[Collected data entries]
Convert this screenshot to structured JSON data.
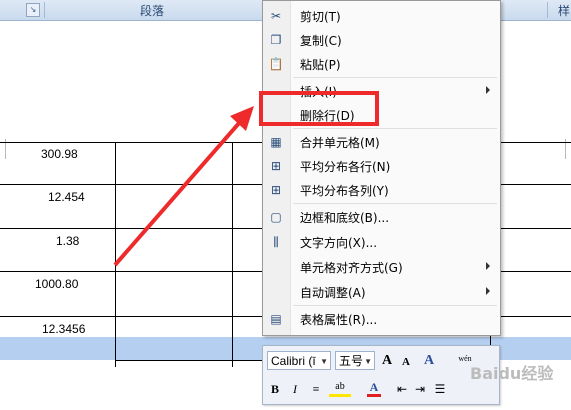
{
  "ribbon": {
    "launcher_icon": "dialog-launcher-icon",
    "group_label": "段落",
    "partial_label": "样"
  },
  "table": {
    "cells": [
      "300.98",
      "12.454",
      "1.38",
      "1000.80",
      "12.3456"
    ],
    "selected_row_color": "#b5cff0"
  },
  "context_menu": {
    "items": [
      {
        "label": "剪切(T)",
        "icon": "scissors-icon",
        "submenu": false
      },
      {
        "label": "复制(C)",
        "icon": "copy-icon",
        "submenu": false
      },
      {
        "label": "粘贴(P)",
        "icon": "paste-icon",
        "submenu": false
      },
      {
        "label": "插入(I)",
        "icon": "",
        "submenu": true
      },
      {
        "label": "删除行(D)",
        "icon": "",
        "submenu": false
      },
      {
        "label": "合并单元格(M)",
        "icon": "merge-cells-icon",
        "submenu": false
      },
      {
        "label": "平均分布各行(N)",
        "icon": "distribute-rows-icon",
        "submenu": false
      },
      {
        "label": "平均分布各列(Y)",
        "icon": "distribute-columns-icon",
        "submenu": false
      },
      {
        "label": "边框和底纹(B)...",
        "icon": "borders-icon",
        "submenu": false
      },
      {
        "label": "文字方向(X)...",
        "icon": "text-direction-icon",
        "submenu": false
      },
      {
        "label": "单元格对齐方式(G)",
        "icon": "",
        "submenu": true
      },
      {
        "label": "自动调整(A)",
        "icon": "",
        "submenu": true
      },
      {
        "label": "表格属性(R)...",
        "icon": "table-properties-icon",
        "submenu": false
      }
    ]
  },
  "annotation": {
    "highlight_color": "#ee2a2a"
  },
  "mini_toolbar": {
    "font_name": "Calibri (ī",
    "font_size": "五号",
    "grow_font": "A",
    "shrink_font": "A",
    "style_label": "A",
    "wen_label": "wén",
    "bold": "B",
    "italic": "I"
  },
  "watermark": "Baidu经验"
}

**THE TASK:**
Reproduce each line holding the word "distribute".

**RESULT OF THE TASK:**
        "icon": "distribute-rows-icon",
        "icon": "distribute-columns-icon",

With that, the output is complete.